── Records provided
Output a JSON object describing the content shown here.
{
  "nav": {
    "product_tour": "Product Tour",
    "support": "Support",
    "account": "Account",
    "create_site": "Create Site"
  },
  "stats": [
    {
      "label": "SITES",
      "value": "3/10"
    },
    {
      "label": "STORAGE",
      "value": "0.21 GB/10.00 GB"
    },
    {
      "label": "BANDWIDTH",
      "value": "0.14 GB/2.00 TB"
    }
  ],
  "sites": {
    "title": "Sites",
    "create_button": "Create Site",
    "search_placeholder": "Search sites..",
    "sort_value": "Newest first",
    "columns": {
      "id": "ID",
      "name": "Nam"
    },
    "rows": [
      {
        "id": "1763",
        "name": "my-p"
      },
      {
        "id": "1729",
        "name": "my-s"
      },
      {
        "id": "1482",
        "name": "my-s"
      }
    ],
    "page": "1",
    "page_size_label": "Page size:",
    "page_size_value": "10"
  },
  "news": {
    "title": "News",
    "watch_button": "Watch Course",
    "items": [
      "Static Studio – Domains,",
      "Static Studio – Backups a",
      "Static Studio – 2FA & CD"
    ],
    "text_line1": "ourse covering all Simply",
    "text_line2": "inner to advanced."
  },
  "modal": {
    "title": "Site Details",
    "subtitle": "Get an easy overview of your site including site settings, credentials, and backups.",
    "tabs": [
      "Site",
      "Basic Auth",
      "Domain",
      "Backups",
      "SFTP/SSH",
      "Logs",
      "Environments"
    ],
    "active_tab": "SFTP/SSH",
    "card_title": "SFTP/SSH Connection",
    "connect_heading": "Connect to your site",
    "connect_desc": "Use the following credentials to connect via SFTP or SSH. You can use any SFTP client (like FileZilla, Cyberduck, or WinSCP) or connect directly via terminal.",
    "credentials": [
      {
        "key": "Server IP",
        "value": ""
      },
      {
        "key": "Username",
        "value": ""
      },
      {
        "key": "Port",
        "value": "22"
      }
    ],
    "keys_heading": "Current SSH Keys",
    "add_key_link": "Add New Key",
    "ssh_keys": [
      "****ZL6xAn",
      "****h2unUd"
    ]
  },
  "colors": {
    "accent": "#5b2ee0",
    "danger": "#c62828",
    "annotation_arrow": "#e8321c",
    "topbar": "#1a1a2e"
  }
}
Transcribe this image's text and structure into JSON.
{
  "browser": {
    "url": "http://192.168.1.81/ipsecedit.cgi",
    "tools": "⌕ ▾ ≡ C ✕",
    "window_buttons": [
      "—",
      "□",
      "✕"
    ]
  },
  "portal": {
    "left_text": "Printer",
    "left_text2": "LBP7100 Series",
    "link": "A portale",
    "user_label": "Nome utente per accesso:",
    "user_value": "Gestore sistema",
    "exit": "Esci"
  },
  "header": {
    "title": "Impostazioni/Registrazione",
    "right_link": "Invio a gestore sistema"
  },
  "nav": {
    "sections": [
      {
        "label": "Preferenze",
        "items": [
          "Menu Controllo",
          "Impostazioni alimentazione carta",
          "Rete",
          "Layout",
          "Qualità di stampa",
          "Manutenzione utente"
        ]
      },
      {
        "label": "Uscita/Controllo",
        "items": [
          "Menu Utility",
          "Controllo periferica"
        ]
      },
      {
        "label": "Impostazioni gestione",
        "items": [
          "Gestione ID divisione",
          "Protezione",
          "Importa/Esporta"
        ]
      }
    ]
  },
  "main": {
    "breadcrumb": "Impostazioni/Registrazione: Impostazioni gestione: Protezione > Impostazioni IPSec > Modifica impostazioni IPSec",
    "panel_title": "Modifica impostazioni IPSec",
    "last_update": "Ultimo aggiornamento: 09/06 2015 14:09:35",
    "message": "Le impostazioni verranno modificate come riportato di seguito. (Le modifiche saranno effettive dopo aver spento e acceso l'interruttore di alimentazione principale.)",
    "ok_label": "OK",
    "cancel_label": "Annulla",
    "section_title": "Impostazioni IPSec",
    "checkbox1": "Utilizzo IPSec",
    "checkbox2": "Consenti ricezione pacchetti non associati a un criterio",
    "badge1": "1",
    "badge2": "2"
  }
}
────
[Exercise prompt] Write down all the entries again without a single difference.

[Finished answer]
Output a JSON object describing the content shown here.
{
  "nav": {
    "product_tour": "Product Tour",
    "support": "Support",
    "account": "Account",
    "create_site": "Create Site"
  },
  "stats": [
    {
      "label": "SITES",
      "value": "3/10"
    },
    {
      "label": "STORAGE",
      "value": "0.21 GB/10.00 GB"
    },
    {
      "label": "BANDWIDTH",
      "value": "0.14 GB/2.00 TB"
    }
  ],
  "sites": {
    "title": "Sites",
    "create_button": "Create Site",
    "search_placeholder": "Search sites..",
    "sort_value": "Newest first",
    "columns": {
      "id": "ID",
      "name": "Nam"
    },
    "rows": [
      {
        "id": "1763",
        "name": "my-p"
      },
      {
        "id": "1729",
        "name": "my-s"
      },
      {
        "id": "1482",
        "name": "my-s"
      }
    ],
    "page": "1",
    "page_size_label": "Page size:",
    "page_size_value": "10"
  },
  "news": {
    "title": "News",
    "watch_button": "Watch Course",
    "items": [
      "Static Studio – Domains,",
      "Static Studio – Backups a",
      "Static Studio – 2FA & CD"
    ],
    "text_line1": "ourse covering all Simply",
    "text_line2": "inner to advanced."
  },
  "modal": {
    "title": "Site Details",
    "subtitle": "Get an easy overview of your site including site settings, credentials, and backups.",
    "tabs": [
      "Site",
      "Basic Auth",
      "Domain",
      "Backups",
      "SFTP/SSH",
      "Logs",
      "Environments"
    ],
    "active_tab": "SFTP/SSH",
    "card_title": "SFTP/SSH Connection",
    "connect_heading": "Connect to your site",
    "connect_desc": "Use the following credentials to connect via SFTP or SSH. You can use any SFTP client (like FileZilla, Cyberduck, or WinSCP) or connect directly via terminal.",
    "credentials": [
      {
        "key": "Server IP",
        "value": ""
      },
      {
        "key": "Username",
        "value": ""
      },
      {
        "key": "Port",
        "value": "22"
      }
    ],
    "keys_heading": "Current SSH Keys",
    "add_key_link": "Add New Key",
    "ssh_keys": [
      "****ZL6xAn",
      "****h2unUd"
    ]
  },
  "colors": {
    "accent": "#5b2ee0",
    "danger": "#c62828",
    "annotation_arrow": "#e8321c",
    "topbar": "#1a1a2e"
  }
}
Transcribe this image's text and structure into JSON.
{
  "browser": {
    "url": "http://192.168.1.81/ipsecedit.cgi",
    "tools": "⌕ ▾ ≡ C ✕",
    "window_buttons": [
      "—",
      "□",
      "✕"
    ]
  },
  "portal": {
    "left_text": "Printer",
    "left_text2": "LBP7100 Series",
    "link": "A portale",
    "user_label": "Nome utente per accesso:",
    "user_value": "Gestore sistema",
    "exit": "Esci"
  },
  "header": {
    "title": "Impostazioni/Registrazione",
    "right_link": "Invio a gestore sistema"
  },
  "nav": {
    "sections": [
      {
        "label": "Preferenze",
        "items": [
          "Menu Controllo",
          "Impostazioni alimentazione carta",
          "Rete",
          "Layout",
          "Qualità di stampa",
          "Manutenzione utente"
        ]
      },
      {
        "label": "Uscita/Controllo",
        "items": [
          "Menu Utility",
          "Controllo periferica"
        ]
      },
      {
        "label": "Impostazioni gestione",
        "items": [
          "Gestione ID divisione",
          "Protezione",
          "Importa/Esporta"
        ]
      }
    ]
  },
  "main": {
    "breadcrumb": "Impostazioni/Registrazione: Impostazioni gestione: Protezione > Impostazioni IPSec > Modifica impostazioni IPSec",
    "panel_title": "Modifica impostazioni IPSec",
    "last_update": "Ultimo aggiornamento: 09/06 2015 14:09:35",
    "message": "Le impostazioni verranno modificate come riportato di seguito. (Le modifiche saranno effettive dopo aver spento e acceso l'interruttore di alimentazione principale.)",
    "ok_label": "OK",
    "cancel_label": "Annulla",
    "section_title": "Impostazioni IPSec",
    "checkbox1": "Utilizzo IPSec",
    "checkbox2": "Consenti ricezione pacchetti non associati a un criterio",
    "badge1": "1",
    "badge2": "2"
  }
}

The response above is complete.